Figure content listings:

************

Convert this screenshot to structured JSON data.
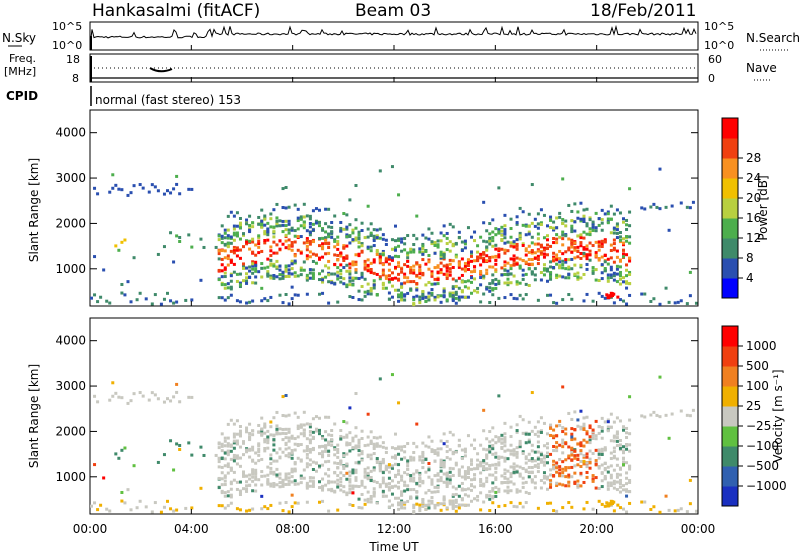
{
  "header": {
    "station": "Hankasalmi (fitACF)",
    "beam": "Beam 03",
    "date": "18/Feb/2011"
  },
  "top_panels": {
    "nsky_label": "N.Sky",
    "nsky_ticks": [
      "10^5",
      "10^0"
    ],
    "nsearch_label": "N.Search",
    "nsearch_ticks": [
      "10^5",
      "10^0"
    ],
    "freq_label": "Freq.",
    "freq_unit": "[MHz]",
    "freq_ticks": [
      "18",
      "8"
    ],
    "nave_label": "Nave",
    "nave_ticks": [
      "60",
      "0"
    ],
    "cpid_label": "CPID",
    "cpid_text": "normal (fast stereo) 153"
  },
  "chart_data": [
    {
      "type": "heatmap",
      "name": "power-panel",
      "ylabel": "Slant Range [km]",
      "xlabel": "Time UT",
      "ylim": [
        180,
        4500
      ],
      "xlim": [
        0,
        24
      ],
      "y_ticks": [
        "1000",
        "2000",
        "3000",
        "4000"
      ],
      "x_ticks": [
        "00:00",
        "04:00",
        "08:00",
        "12:00",
        "16:00",
        "20:00",
        "00:00"
      ],
      "colorbar": {
        "label": "Power [dB]",
        "ticks": [
          "4",
          "8",
          "12",
          "16",
          "20",
          "24",
          "28"
        ],
        "colors": [
          "#0000ff",
          "#2a4fb0",
          "#3f8a6a",
          "#4dae4d",
          "#b8d040",
          "#f0c000",
          "#f89020",
          "#f04010",
          "#ff0000"
        ]
      }
    },
    {
      "type": "heatmap",
      "name": "velocity-panel",
      "ylabel": "Slant Range [km]",
      "xlabel": "Time UT",
      "ylim": [
        180,
        4500
      ],
      "xlim": [
        0,
        24
      ],
      "y_ticks": [
        "1000",
        "2000",
        "3000",
        "4000"
      ],
      "x_ticks": [
        "00:00",
        "04:00",
        "08:00",
        "12:00",
        "16:00",
        "20:00",
        "00:00"
      ],
      "colorbar": {
        "label": "Velocity [m s⁻¹]",
        "ticks": [
          "1000",
          "500",
          "100",
          "25",
          "−25",
          "−100",
          "−500",
          "−1000"
        ],
        "colors": [
          "#1a30c0",
          "#3060b0",
          "#3f8a6a",
          "#60c040",
          "#c8c8c0",
          "#f0b000",
          "#f08020",
          "#f04010",
          "#ff0000"
        ]
      }
    }
  ],
  "x_axis": {
    "label": "Time UT",
    "ticks": [
      "00:00",
      "04:00",
      "08:00",
      "12:00",
      "16:00",
      "20:00",
      "00:00"
    ]
  }
}
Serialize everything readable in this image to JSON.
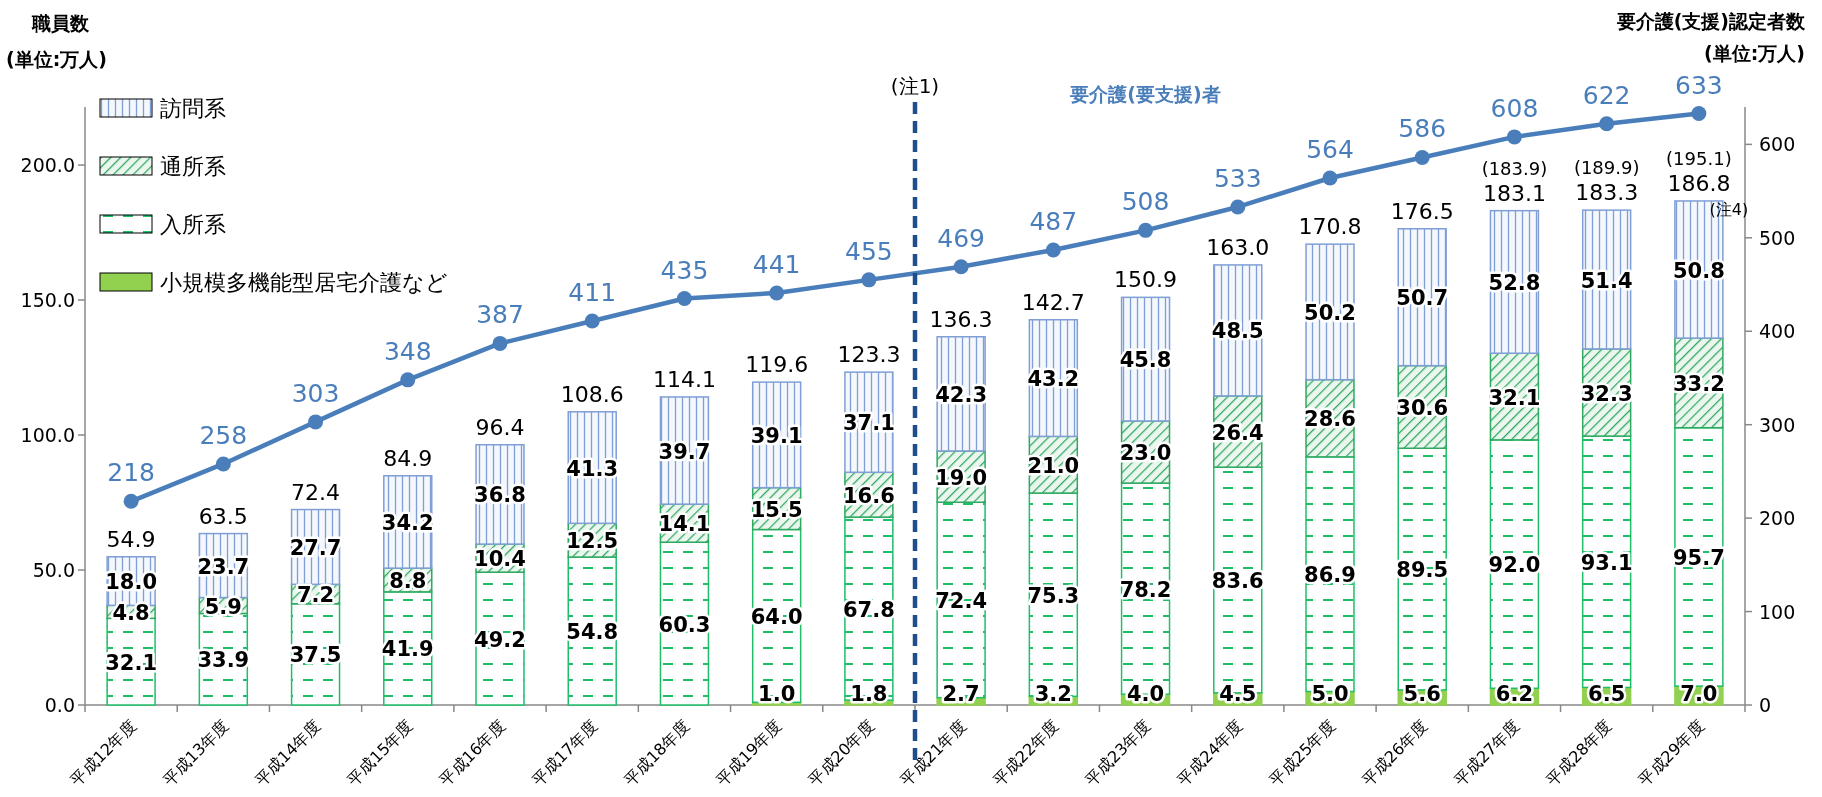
{
  "chart_data": {
    "type": "bar",
    "stacked": true,
    "legend": "top left",
    "marker": "circle",
    "ylabel": "職員数\n(単位:万人)",
    "y2label": "要介護(支援)認定者数\n(単位:万人)",
    "categories": [
      "平成12年度",
      "平成13年度",
      "平成14年度",
      "平成15年度",
      "平成16年度",
      "平成17年度",
      "平成18年度",
      "平成19年度",
      "平成20年度",
      "平成21年度",
      "平成22年度",
      "平成23年度",
      "平成24年度",
      "平成25年度",
      "平成26年度",
      "平成27年度",
      "平成28年度",
      "平成29年度"
    ],
    "series": [
      {
        "name": "小規模多機能型居宅介護など",
        "color": "#92d050",
        "values": [
          null,
          null,
          null,
          null,
          null,
          null,
          null,
          1.0,
          1.8,
          2.7,
          3.2,
          4.0,
          4.5,
          5.0,
          5.6,
          6.2,
          6.5,
          7.0
        ],
        "value_labels": [
          null,
          null,
          null,
          null,
          null,
          null,
          null,
          "1.0",
          "1.8",
          "2.7",
          "3.2",
          "4.0",
          "4.5",
          "5.0",
          "5.6",
          "6.2",
          "6.5",
          "7.0"
        ]
      },
      {
        "name": "入所系",
        "color": "#1fbf6a",
        "values": [
          32.1,
          33.9,
          37.5,
          41.9,
          49.2,
          54.8,
          60.3,
          64.0,
          67.8,
          72.4,
          75.3,
          78.2,
          83.6,
          86.9,
          89.5,
          92.0,
          93.1,
          95.7
        ],
        "value_labels": [
          "32.1",
          "33.9",
          "37.5",
          "41.9",
          "49.2",
          "54.8",
          "60.3",
          "64.0",
          "67.8",
          "72.4",
          "75.3",
          "78.2",
          "83.6",
          "86.9",
          "89.5",
          "92.0",
          "93.1",
          "95.7"
        ]
      },
      {
        "name": "通所系",
        "color": "#2fa860",
        "values": [
          4.8,
          5.9,
          7.2,
          8.8,
          10.4,
          12.5,
          14.1,
          15.5,
          16.6,
          19.0,
          21.0,
          23.0,
          26.4,
          28.6,
          30.6,
          32.1,
          32.3,
          33.2
        ],
        "value_labels": [
          "4.8",
          "5.9",
          "7.2",
          "8.8",
          "10.4",
          "12.5",
          "14.1",
          "15.5",
          "16.6",
          "19.0",
          "21.0",
          "23.0",
          "26.4",
          "28.6",
          "30.6",
          "32.1",
          "32.3",
          "33.2"
        ]
      },
      {
        "name": "訪問系",
        "color": "#7f9fd6",
        "values": [
          18.0,
          23.7,
          27.7,
          34.2,
          36.8,
          41.3,
          39.7,
          39.1,
          37.1,
          42.3,
          43.2,
          45.8,
          48.5,
          50.2,
          50.7,
          52.8,
          51.4,
          50.8
        ],
        "value_labels": [
          "18.0",
          "23.7",
          "27.7",
          "34.2",
          "36.8",
          "41.3",
          "39.7",
          "39.1",
          "37.1",
          "42.3",
          "43.2",
          "45.8",
          "48.5",
          "50.2",
          "50.7",
          "52.8",
          "51.4",
          "50.8"
        ]
      },
      {
        "name": "要介護(要支援)者",
        "type": "line",
        "axis": "y2",
        "color": "#4a7ebb",
        "values": [
          218,
          258,
          303,
          348,
          387,
          411,
          435,
          441,
          455,
          469,
          487,
          508,
          533,
          564,
          586,
          608,
          622,
          633
        ],
        "value_labels": [
          "218",
          "258",
          "303",
          "348",
          "387",
          "411",
          "435",
          "441",
          "455",
          "469",
          "487",
          "508",
          "533",
          "564",
          "586",
          "608",
          "622",
          "633"
        ]
      }
    ],
    "totals": [
      "54.9",
      "63.5",
      "72.4",
      "84.9",
      "96.4",
      "108.6",
      "114.1",
      "119.6",
      "123.3",
      "136.3",
      "142.7",
      "150.9",
      "163.0",
      "170.8",
      "176.5",
      "183.1",
      "183.3",
      "186.8"
    ],
    "ylim": [
      0,
      221.5
    ],
    "yticks": [
      {
        "value": 0,
        "label": "0.0"
      },
      {
        "value": 50,
        "label": "50.0"
      },
      {
        "value": 100,
        "label": "100.0"
      },
      {
        "value": 150,
        "label": "150.0"
      },
      {
        "value": 200,
        "label": "200.0"
      }
    ],
    "y2lim": [
      0,
      640
    ],
    "y2ticks": [
      0,
      100,
      200,
      300,
      400,
      500,
      600
    ],
    "annotations": [
      "(注1)",
      {
        "text": "(183.9)",
        "x": "平成27年度",
        "y": 183.1
      },
      {
        "text": "(189.9)",
        "x": "平成28年度",
        "y": 183.3
      },
      {
        "text": "(195.1)",
        "x": "平成29年度",
        "y": 186.8
      },
      {
        "text": "(注4)",
        "x": "平成29年度",
        "y": 186.8
      }
    ]
  }
}
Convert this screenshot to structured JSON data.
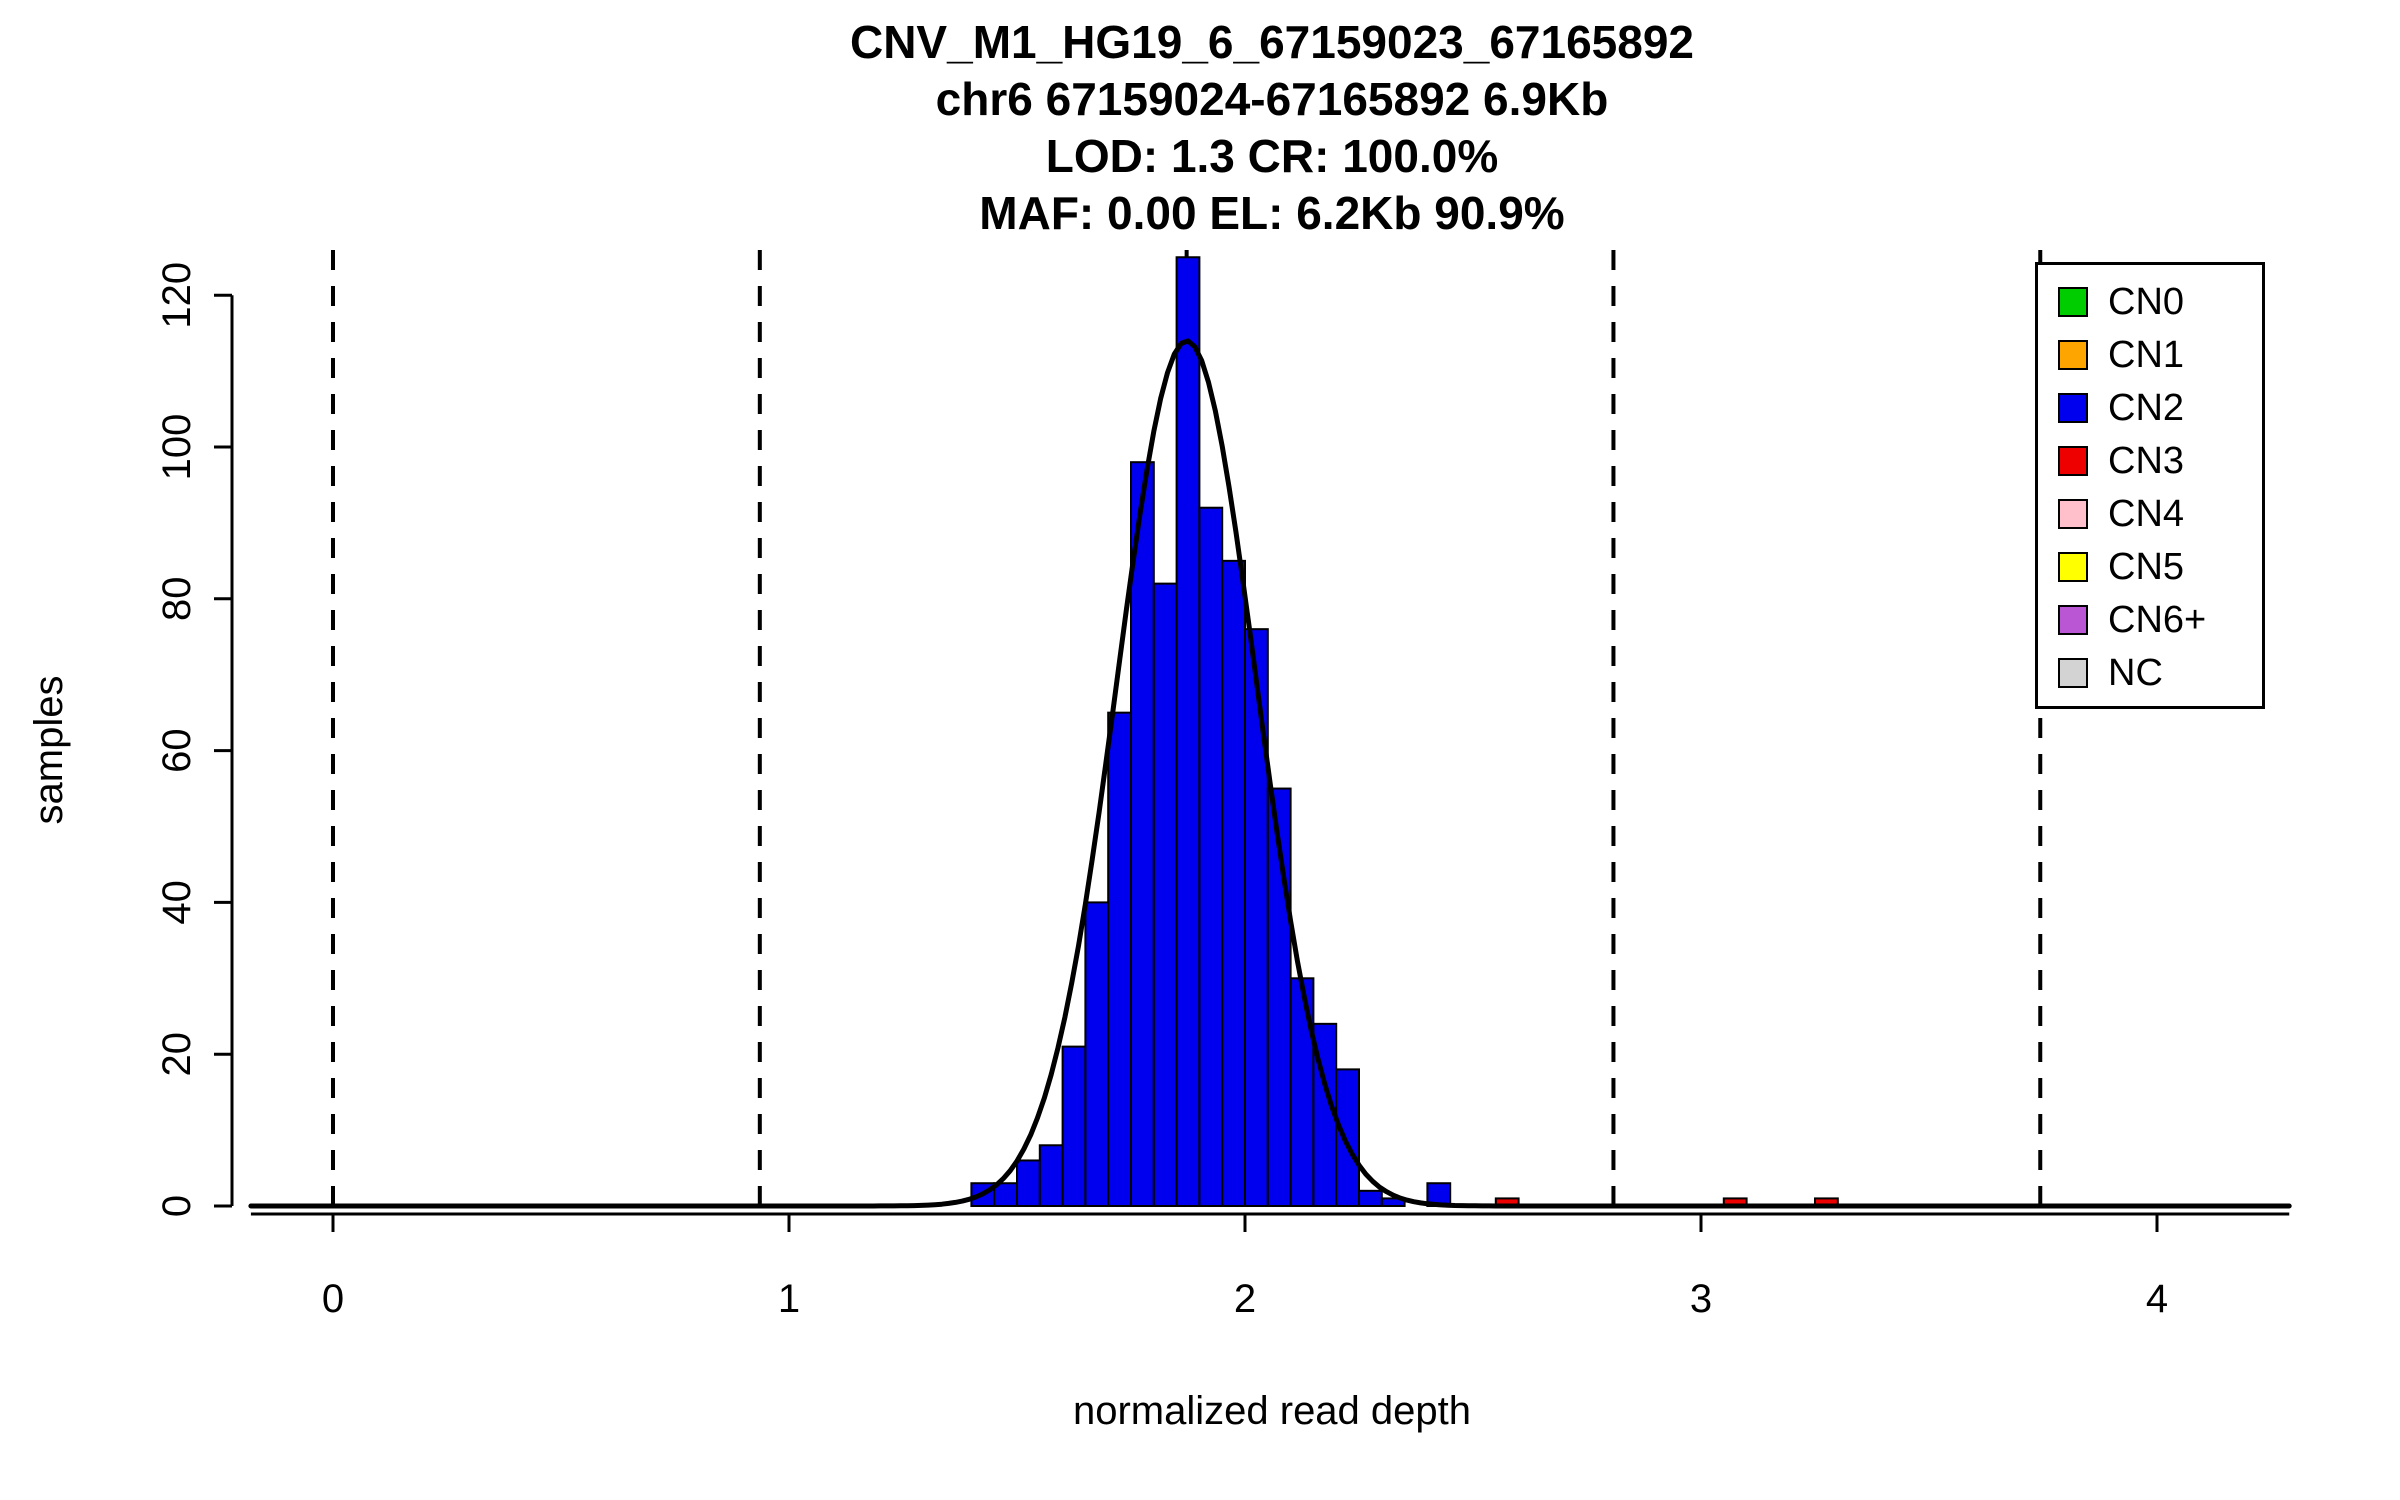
{
  "chart_data": {
    "type": "bar",
    "title": "CNV_M1_HG19_6_67159023_67165892",
    "title_lines": [
      "CNV_M1_HG19_6_67159023_67165892",
      "chr6 67159024-67165892 6.9Kb",
      "LOD: 1.3 CR: 100.0%",
      "MAF: 0.00 EL: 6.2Kb 90.9%"
    ],
    "xlabel": "normalized read depth",
    "ylabel": "samples",
    "xlim": [
      -0.18,
      4.29
    ],
    "ylim": [
      0,
      125
    ],
    "x_ticks": [
      0,
      1,
      2,
      3,
      4
    ],
    "y_ticks": [
      0,
      20,
      40,
      60,
      80,
      100,
      120
    ],
    "bin_width": 0.05,
    "histogram": [
      {
        "x": 1.4,
        "count": 3,
        "cn": "CN2"
      },
      {
        "x": 1.45,
        "count": 3,
        "cn": "CN2"
      },
      {
        "x": 1.5,
        "count": 6,
        "cn": "CN2"
      },
      {
        "x": 1.55,
        "count": 8,
        "cn": "CN2"
      },
      {
        "x": 1.6,
        "count": 21,
        "cn": "CN2"
      },
      {
        "x": 1.65,
        "count": 40,
        "cn": "CN2"
      },
      {
        "x": 1.7,
        "count": 65,
        "cn": "CN2"
      },
      {
        "x": 1.75,
        "count": 98,
        "cn": "CN2"
      },
      {
        "x": 1.8,
        "count": 82,
        "cn": "CN2"
      },
      {
        "x": 1.85,
        "count": 125,
        "cn": "CN2"
      },
      {
        "x": 1.9,
        "count": 92,
        "cn": "CN2"
      },
      {
        "x": 1.95,
        "count": 85,
        "cn": "CN2"
      },
      {
        "x": 2.0,
        "count": 76,
        "cn": "CN2"
      },
      {
        "x": 2.05,
        "count": 55,
        "cn": "CN2"
      },
      {
        "x": 2.1,
        "count": 30,
        "cn": "CN2"
      },
      {
        "x": 2.15,
        "count": 24,
        "cn": "CN2"
      },
      {
        "x": 2.2,
        "count": 18,
        "cn": "CN2"
      },
      {
        "x": 2.25,
        "count": 2,
        "cn": "CN2"
      },
      {
        "x": 2.3,
        "count": 1,
        "cn": "CN2"
      },
      {
        "x": 2.4,
        "count": 3,
        "cn": "CN2"
      },
      {
        "x": 2.55,
        "count": 1,
        "cn": "CN3"
      },
      {
        "x": 3.05,
        "count": 1,
        "cn": "CN3"
      },
      {
        "x": 3.25,
        "count": 1,
        "cn": "CN3"
      }
    ],
    "fit_curve": {
      "mean": 1.872,
      "sd": 0.153,
      "peak": 114
    },
    "dashed_guides_x": [
      0,
      0.936,
      1.872,
      2.808,
      3.744
    ],
    "legend_position": "top-right",
    "legend": [
      {
        "label": "CN0",
        "color": "#00CD00"
      },
      {
        "label": "CN1",
        "color": "#FFA500"
      },
      {
        "label": "CN2",
        "color": "#0000EE"
      },
      {
        "label": "CN3",
        "color": "#EE0000"
      },
      {
        "label": "CN4",
        "color": "#FFC0CB"
      },
      {
        "label": "CN5",
        "color": "#FFFF00"
      },
      {
        "label": "CN6+",
        "color": "#BA55D3"
      },
      {
        "label": "NC",
        "color": "#D3D3D3"
      }
    ],
    "colors": {
      "CN0": "#00CD00",
      "CN1": "#FFA500",
      "CN2": "#0000EE",
      "CN3": "#EE0000",
      "CN4": "#FFC0CB",
      "CN5": "#FFFF00",
      "CN6+": "#BA55D3",
      "NC": "#D3D3D3",
      "axis": "#000000",
      "curve": "#000000",
      "guide": "#000000"
    },
    "grid": false
  }
}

************

● What to do
Read the data above and count the lines that include "name". Answer only with the count.

● Finished exercise
7